What to do: Please give the listing again in its entirety, exactly as written.

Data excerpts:

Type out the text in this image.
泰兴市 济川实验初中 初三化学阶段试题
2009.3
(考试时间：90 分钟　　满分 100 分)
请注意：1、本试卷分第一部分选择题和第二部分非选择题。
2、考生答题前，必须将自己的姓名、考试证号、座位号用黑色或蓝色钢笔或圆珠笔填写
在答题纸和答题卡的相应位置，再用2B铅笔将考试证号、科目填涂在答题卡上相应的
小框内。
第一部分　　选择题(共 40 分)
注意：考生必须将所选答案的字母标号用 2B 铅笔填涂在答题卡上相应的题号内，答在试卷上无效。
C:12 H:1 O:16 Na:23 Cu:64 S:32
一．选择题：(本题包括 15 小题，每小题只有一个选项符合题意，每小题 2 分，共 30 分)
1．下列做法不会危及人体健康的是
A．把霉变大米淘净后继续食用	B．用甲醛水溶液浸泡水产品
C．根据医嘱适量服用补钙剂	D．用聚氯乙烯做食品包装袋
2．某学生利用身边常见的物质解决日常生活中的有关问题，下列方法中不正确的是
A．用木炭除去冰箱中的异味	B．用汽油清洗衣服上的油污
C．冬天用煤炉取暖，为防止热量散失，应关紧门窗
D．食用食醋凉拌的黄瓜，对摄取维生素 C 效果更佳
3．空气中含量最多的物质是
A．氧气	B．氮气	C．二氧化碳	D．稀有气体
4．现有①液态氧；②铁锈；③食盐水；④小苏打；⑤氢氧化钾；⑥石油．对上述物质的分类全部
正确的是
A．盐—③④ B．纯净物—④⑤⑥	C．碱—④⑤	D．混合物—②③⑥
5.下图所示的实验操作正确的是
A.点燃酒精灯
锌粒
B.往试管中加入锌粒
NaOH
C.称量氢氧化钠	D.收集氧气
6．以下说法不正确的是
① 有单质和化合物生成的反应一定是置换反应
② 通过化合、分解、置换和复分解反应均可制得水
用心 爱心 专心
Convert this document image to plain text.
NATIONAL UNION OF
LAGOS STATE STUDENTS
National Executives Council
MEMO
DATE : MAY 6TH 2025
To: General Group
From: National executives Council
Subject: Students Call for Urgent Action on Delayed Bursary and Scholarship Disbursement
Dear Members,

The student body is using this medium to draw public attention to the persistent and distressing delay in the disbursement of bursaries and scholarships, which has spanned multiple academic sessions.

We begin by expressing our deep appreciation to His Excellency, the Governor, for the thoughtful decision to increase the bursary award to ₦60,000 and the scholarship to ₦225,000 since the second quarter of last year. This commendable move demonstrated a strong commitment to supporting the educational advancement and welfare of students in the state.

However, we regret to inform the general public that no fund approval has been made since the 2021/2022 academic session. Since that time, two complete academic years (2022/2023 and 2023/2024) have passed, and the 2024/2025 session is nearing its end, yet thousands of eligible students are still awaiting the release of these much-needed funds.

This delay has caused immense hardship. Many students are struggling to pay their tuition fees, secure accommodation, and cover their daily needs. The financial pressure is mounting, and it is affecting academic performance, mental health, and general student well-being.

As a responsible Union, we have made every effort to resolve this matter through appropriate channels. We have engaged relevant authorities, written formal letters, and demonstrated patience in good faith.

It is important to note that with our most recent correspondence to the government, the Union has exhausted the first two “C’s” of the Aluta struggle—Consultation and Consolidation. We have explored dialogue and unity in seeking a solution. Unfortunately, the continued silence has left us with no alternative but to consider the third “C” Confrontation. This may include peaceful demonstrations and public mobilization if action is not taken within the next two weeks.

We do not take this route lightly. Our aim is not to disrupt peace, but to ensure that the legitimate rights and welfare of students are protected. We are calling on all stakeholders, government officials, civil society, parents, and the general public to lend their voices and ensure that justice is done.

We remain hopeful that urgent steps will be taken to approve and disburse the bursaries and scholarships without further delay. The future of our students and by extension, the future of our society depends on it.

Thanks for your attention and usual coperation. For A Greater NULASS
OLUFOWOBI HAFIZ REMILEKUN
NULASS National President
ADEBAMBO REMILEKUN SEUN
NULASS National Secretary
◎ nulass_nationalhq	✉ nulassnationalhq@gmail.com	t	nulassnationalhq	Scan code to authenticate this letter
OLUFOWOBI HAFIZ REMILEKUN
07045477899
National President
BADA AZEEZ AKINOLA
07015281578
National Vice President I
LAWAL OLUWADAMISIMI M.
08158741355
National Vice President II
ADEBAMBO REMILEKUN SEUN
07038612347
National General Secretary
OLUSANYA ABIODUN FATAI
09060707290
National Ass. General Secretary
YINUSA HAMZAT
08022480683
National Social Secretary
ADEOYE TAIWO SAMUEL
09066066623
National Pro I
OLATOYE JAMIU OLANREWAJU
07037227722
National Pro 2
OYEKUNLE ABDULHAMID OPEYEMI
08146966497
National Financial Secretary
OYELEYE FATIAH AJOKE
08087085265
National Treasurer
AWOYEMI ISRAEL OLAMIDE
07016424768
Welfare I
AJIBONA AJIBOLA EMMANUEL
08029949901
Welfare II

Complete output:
Type out the text in this image.
泰兴市 济川实验初中 初三化学阶段试题
2009.3
(考试时间：90 分钟　　满分 100 分)
请注意：1、本试卷分第一部分选择题和第二部分非选择题。
2、考生答题前，必须将自己的姓名、考试证号、座位号用黑色或蓝色钢笔或圆珠笔填写
在答题纸和答题卡的相应位置，再用2B铅笔将考试证号、科目填涂在答题卡上相应的
小框内。
第一部分　　选择题(共 40 分)
注意：考生必须将所选答案的字母标号用 2B 铅笔填涂在答题卡上相应的题号内，答在试卷上无效。
C:12 H:1 O:16 Na:23 Cu:64 S:32
一．选择题：(本题包括 15 小题，每小题只有一个选项符合题意，每小题 2 分，共 30 分)
1．下列做法不会危及人体健康的是
A．把霉变大米淘净后继续食用	B．用甲醛水溶液浸泡水产品
C．根据医嘱适量服用补钙剂	D．用聚氯乙烯做食品包装袋
2．某学生利用身边常见的物质解决日常生活中的有关问题，下列方法中不正确的是
A．用木炭除去冰箱中的异味	B．用汽油清洗衣服上的油污
C．冬天用煤炉取暖，为防止热量散失，应关紧门窗
D．食用食醋凉拌的黄瓜，对摄取维生素 C 效果更佳
3．空气中含量最多的物质是
A．氧气	B．氮气	C．二氧化碳	D．稀有气体
4．现有①液态氧；②铁锈；③食盐水；④小苏打；⑤氢氧化钾；⑥石油．对上述物质的分类全部
正确的是
A．盐—③④ B．纯净物—④⑤⑥	C．碱—④⑤	D．混合物—②③⑥
5.下图所示的实验操作正确的是
A.点燃酒精灯
锌粒
B.往试管中加入锌粒
NaOH
C.称量氢氧化钠	D.收集氧气
6．以下说法不正确的是
① 有单质和化合物生成的反应一定是置换反应
② 通过化合、分解、置换和复分解反应均可制得水
用心 爱心 专心
Convert this document image to plain text.
NATIONAL UNION OF
LAGOS STATE STUDENTS
National Executives Council
MEMO
DATE : MAY 6TH 2025
To: General Group
From: National executives Council
Subject: Students Call for Urgent Action on Delayed Bursary and Scholarship Disbursement
Dear Members,

The student body is using this medium to draw public attention to the persistent and distressing delay in the disbursement of bursaries and scholarships, which has spanned multiple academic sessions.

We begin by expressing our deep appreciation to His Excellency, the Governor, for the thoughtful decision to increase the bursary award to ₦60,000 and the scholarship to ₦225,000 since the second quarter of last year. This commendable move demonstrated a strong commitment to supporting the educational advancement and welfare of students in the state.

However, we regret to inform the general public that no fund approval has been made since the 2021/2022 academic session. Since that time, two complete academic years (2022/2023 and 2023/2024) have passed, and the 2024/2025 session is nearing its end, yet thousands of eligible students are still awaiting the release of these much-needed funds.

This delay has caused immense hardship. Many students are struggling to pay their tuition fees, secure accommodation, and cover their daily needs. The financial pressure is mounting, and it is affecting academic performance, mental health, and general student well-being.

As a responsible Union, we have made every effort to resolve this matter through appropriate channels. We have engaged relevant authorities, written formal letters, and demonstrated patience in good faith.

It is important to note that with our most recent correspondence to the government, the Union has exhausted the first two “C’s” of the Aluta struggle—Consultation and Consolidation. We have explored dialogue and unity in seeking a solution. Unfortunately, the continued silence has left us with no alternative but to consider the third “C” Confrontation. This may include peaceful demonstrations and public mobilization if action is not taken within the next two weeks.

We do not take this route lightly. Our aim is not to disrupt peace, but to ensure that the legitimate rights and welfare of students are protected. We are calling on all stakeholders, government officials, civil society, parents, and the general public to lend their voices and ensure that justice is done.

We remain hopeful that urgent steps will be taken to approve and disburse the bursaries and scholarships without further delay. The future of our students and by extension, the future of our society depends on it.

Thanks for your attention and usual coperation. For A Greater NULASS
OLUFOWOBI HAFIZ REMILEKUN
NULASS National President
ADEBAMBO REMILEKUN SEUN
NULASS National Secretary
◎ nulass_nationalhq	✉ nulassnationalhq@gmail.com	t	nulassnationalhq	Scan code to authenticate this letter
OLUFOWOBI HAFIZ REMILEKUN
07045477899
National President
BADA AZEEZ AKINOLA
07015281578
National Vice President I
LAWAL OLUWADAMISIMI M.
08158741355
National Vice President II
ADEBAMBO REMILEKUN SEUN
07038612347
National General Secretary
OLUSANYA ABIODUN FATAI
09060707290
National Ass. General Secretary
YINUSA HAMZAT
08022480683
National Social Secretary
ADEOYE TAIWO SAMUEL
09066066623
National Pro I
OLATOYE JAMIU OLANREWAJU
07037227722
National Pro 2
OYEKUNLE ABDULHAMID OPEYEMI
08146966497
National Financial Secretary
OYELEYE FATIAH AJOKE
08087085265
National Treasurer
AWOYEMI ISRAEL OLAMIDE
07016424768
Welfare I
AJIBONA AJIBOLA EMMANUEL
08029949901
Welfare II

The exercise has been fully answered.